Saved entries
>>>>>

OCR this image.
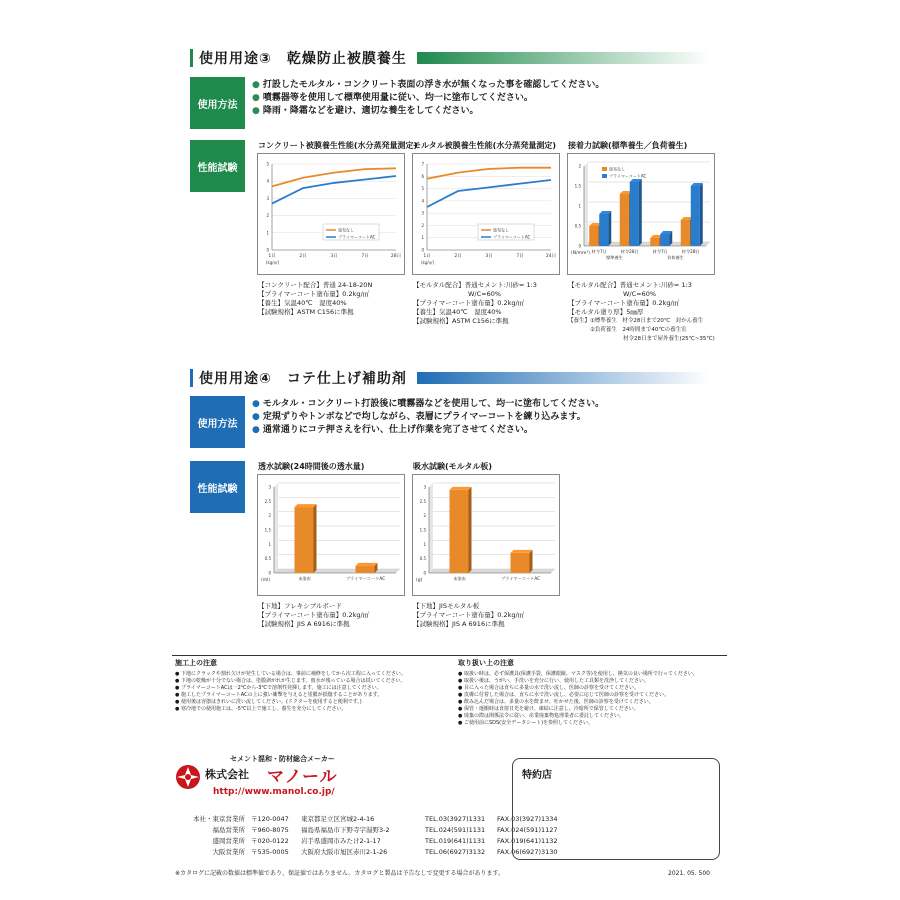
使用用途③　乾燥防止被膜養生
使用方法
● 打設したモルタル・コンクリート表面の浮き水が無くなった事を確認してください。
● 噴霧器等を使用して標準使用量に従い、均一に塗布してください。
● 降雨・降霜などを避け、適切な養生をしてください。
性能試験
コンクリート被膜養生性能(水分蒸発量測定)
モルタル被膜養生性能(水分蒸発量測定) 接着力試験(標準養生／負荷養生)
0
1
2
3
4
5
1日	2日	3日	7日	28日
(kg/㎡)
塗布なし
プライマーコートAC
0
1
2
3
4
5
6
7
1日	2日	3日	7日	24日
(kg/㎡)
塗布なし
プライマーコートAC
0
0.5
1
1.5
2
(N/mm²) 材令7日	材令28日	材令7日	材令28日
標準養生	負荷養生
塗布なし
プライマーコートAC
【コンクリート配合】普通 24-18-20N
【プライマーコート塗布量】0.2kg/㎡
【養生】気温40℃　湿度40%
【試験規格】ASTM C156に準拠
【モルタル配合】普通セメント:川砂= 1:3
W/C=60%
【プライマーコート塗布量】0.2kg/㎡
【養生】気温40℃　湿度40%
【試験規格】ASTM C156に準拠
【モルタル配合】普通セメント:川砂= 1:3
W/C=60%
【プライマーコート塗布量】0.2kg/㎡
【モルタル塗り厚】5㎜厚
【養生】①標準養生　材令28日まで20℃　封かん養生
②負荷養生　24時間まで40℃の養生室
材令28日まで屋外養生(25℃~35℃)
使用用途④　コテ仕上げ補助剤
使用方法
● モルタル・コンクリート打設後に噴霧器などを使用して、均一に塗布してください。
● 定規ずりやトンボなどで均しながら、表層にプライマーコートを練り込みます。
● 通常通りにコテ押さえを行い、仕上げ作業を完了させてください。
性能試験
透水試験(24時間後の透水量)	吸水試験(モルタル板)
0
0.5
1
1.5
2
2.5
3
(ml)	未塗布	プライマーコートAC
0
0.5
1
1.5
2
2.5
3
(g)	未塗布	プライマーコートAC
【下地】フレキシブルボード
【プライマーコート塗布量】0.2kg/㎡
【試験規格】JIS A 6916に準拠
【下地】JISモルタル板
【プライマーコート塗布量】0.2kg/㎡
【試験規格】JIS A 6916に準拠
施工上の注意
● 下地にクラックや割れ欠けが発生している場合は、事前に補修をしてから次工程に入ってください。
● 下地の乾燥が十分でない場合は、塗膜剥がれが生じます。雨水が残っている場合は拭いてください。
● プライマーコートACは一2℃から-3℃で溶剤性発揮します。施工には注意してください。
● 施工したプライマーコートACの上に強い衝撃を与えると塗膜が損傷することがあります。
● 使用後は容器はきれいに洗い流してください。(ドクターを使用すると便利です。)
● 寒冷地での使用施工は、-5℃以上で施工し、養生を充分にしてください。
取り扱い上の注意
● 取扱い時は、必ず保護具(保護手袋、保護眼鏡、マスク等)を使用し、換気の良い場所で行ってください。
● 取扱い後は、うがい、手洗いを充分に行い、使用した工具類を洗浄してください。
● 目に入った場合は直ちに多量の水で洗い流し、医師の診察を受けてください。
● 皮膚に付着した場合は、直ちに水で洗い流し、必要に応じて医師の診察を受けてください。
● 飲み込んだ場合は、多量の水を飲ませ、吐かせた後、医師の診察を受けてください。
● 保管・運搬時は直射日光を避け、凍結に注意し、冷暗所で保管してください。
● 廃棄の際は関係法令に従い、産業廃棄物処理業者に委託してください。
● ご使用前にSDS(安全データシート)を参照してください。
セメント混和・防材総合メーカー
株式会社 マノール
http://www.manol.co.jp/
本社・東京営業所 〒120-0047	東京都足立区宮城2-4-16	TEL.03(3927)1331	FAX.03(3927)1334
福島営業所 〒960-8075	福島県福島市下野寺字湯野3-2	TEL.024(591)1131	FAX.024(591)1127
盛岡営業所 〒020-0122	岩手県盛岡市みたけ2-1-17	TEL.019(641)1131	FAX.019(641)1132
大阪営業所 〒535-0005	大阪府大阪市旭区赤川2-1-26	TEL.06(6927)3132	FAX.06(6927)3130
特約店
※カタログに記載の数値は標準値であり、保証値ではありません。カタログと製品は予告なしで変更する場合があります。	2021. 05. 500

<<<<<

• EXERCISE INSTRUCTIONS
Extract every line of the data exactly; pictures stay out.

• EXERCISE SOLUTION
OCR this image.
使用用途③　乾燥防止被膜養生
使用方法
● 打設したモルタル・コンクリート表面の浮き水が無くなった事を確認してください。
● 噴霧器等を使用して標準使用量に従い、均一に塗布してください。
● 降雨・降霜などを避け、適切な養生をしてください。
性能試験
コンクリート被膜養生性能(水分蒸発量測定)
モルタル被膜養生性能(水分蒸発量測定) 接着力試験(標準養生／負荷養生)
0
1
2
3
4
5
1日	2日	3日	7日	28日
(kg/㎡)
塗布なし
プライマーコートAC
0
1
2
3
4
5
6
7
1日	2日	3日	7日	24日
(kg/㎡)
塗布なし
プライマーコートAC
0
0.5
1
1.5
2
(N/mm²) 材令7日	材令28日	材令7日	材令28日
標準養生	負荷養生
塗布なし
プライマーコートAC
【コンクリート配合】普通 24-18-20N
【プライマーコート塗布量】0.2kg/㎡
【養生】気温40℃　湿度40%
【試験規格】ASTM C156に準拠
【モルタル配合】普通セメント:川砂= 1:3
W/C=60%
【プライマーコート塗布量】0.2kg/㎡
【養生】気温40℃　湿度40%
【試験規格】ASTM C156に準拠
【モルタル配合】普通セメント:川砂= 1:3
W/C=60%
【プライマーコート塗布量】0.2kg/㎡
【モルタル塗り厚】5㎜厚
【養生】①標準養生　材令28日まで20℃　封かん養生
②負荷養生　24時間まで40℃の養生室
材令28日まで屋外養生(25℃~35℃)
使用用途④　コテ仕上げ補助剤
使用方法
● モルタル・コンクリート打設後に噴霧器などを使用して、均一に塗布してください。
● 定規ずりやトンボなどで均しながら、表層にプライマーコートを練り込みます。
● 通常通りにコテ押さえを行い、仕上げ作業を完了させてください。
性能試験
透水試験(24時間後の透水量)	吸水試験(モルタル板)
0
0.5
1
1.5
2
2.5
3
(ml)	未塗布	プライマーコートAC
0
0.5
1
1.5
2
2.5
3
(g)	未塗布	プライマーコートAC
【下地】フレキシブルボード
【プライマーコート塗布量】0.2kg/㎡
【試験規格】JIS A 6916に準拠
【下地】JISモルタル板
【プライマーコート塗布量】0.2kg/㎡
【試験規格】JIS A 6916に準拠
施工上の注意
● 下地にクラックや割れ欠けが発生している場合は、事前に補修をしてから次工程に入ってください。
● 下地の乾燥が十分でない場合は、塗膜剥がれが生じます。雨水が残っている場合は拭いてください。
● プライマーコートACは一2℃から-3℃で溶剤性発揮します。施工には注意してください。
● 施工したプライマーコートACの上に強い衝撃を与えると塗膜が損傷することがあります。
● 使用後は容器はきれいに洗い流してください。(ドクターを使用すると便利です。)
● 寒冷地での使用施工は、-5℃以上で施工し、養生を充分にしてください。
取り扱い上の注意
● 取扱い時は、必ず保護具(保護手袋、保護眼鏡、マスク等)を使用し、換気の良い場所で行ってください。
● 取扱い後は、うがい、手洗いを充分に行い、使用した工具類を洗浄してください。
● 目に入った場合は直ちに多量の水で洗い流し、医師の診察を受けてください。
● 皮膚に付着した場合は、直ちに水で洗い流し、必要に応じて医師の診察を受けてください。
● 飲み込んだ場合は、多量の水を飲ませ、吐かせた後、医師の診察を受けてください。
● 保管・運搬時は直射日光を避け、凍結に注意し、冷暗所で保管してください。
● 廃棄の際は関係法令に従い、産業廃棄物処理業者に委託してください。
● ご使用前にSDS(安全データシート)を参照してください。
セメント混和・防材総合メーカー
株式会社 マノール
http://www.manol.co.jp/
本社・東京営業所 〒120-0047	東京都足立区宮城2-4-16	TEL.03(3927)1331	FAX.03(3927)1334
福島営業所 〒960-8075	福島県福島市下野寺字湯野3-2	TEL.024(591)1131	FAX.024(591)1127
盛岡営業所 〒020-0122	岩手県盛岡市みたけ2-1-17	TEL.019(641)1131	FAX.019(641)1132
大阪営業所 〒535-0005	大阪府大阪市旭区赤川2-1-26	TEL.06(6927)3132	FAX.06(6927)3130
特約店
※カタログに記載の数値は標準値であり、保証値ではありません。カタログと製品は予告なしで変更する場合があります。	2021. 05. 500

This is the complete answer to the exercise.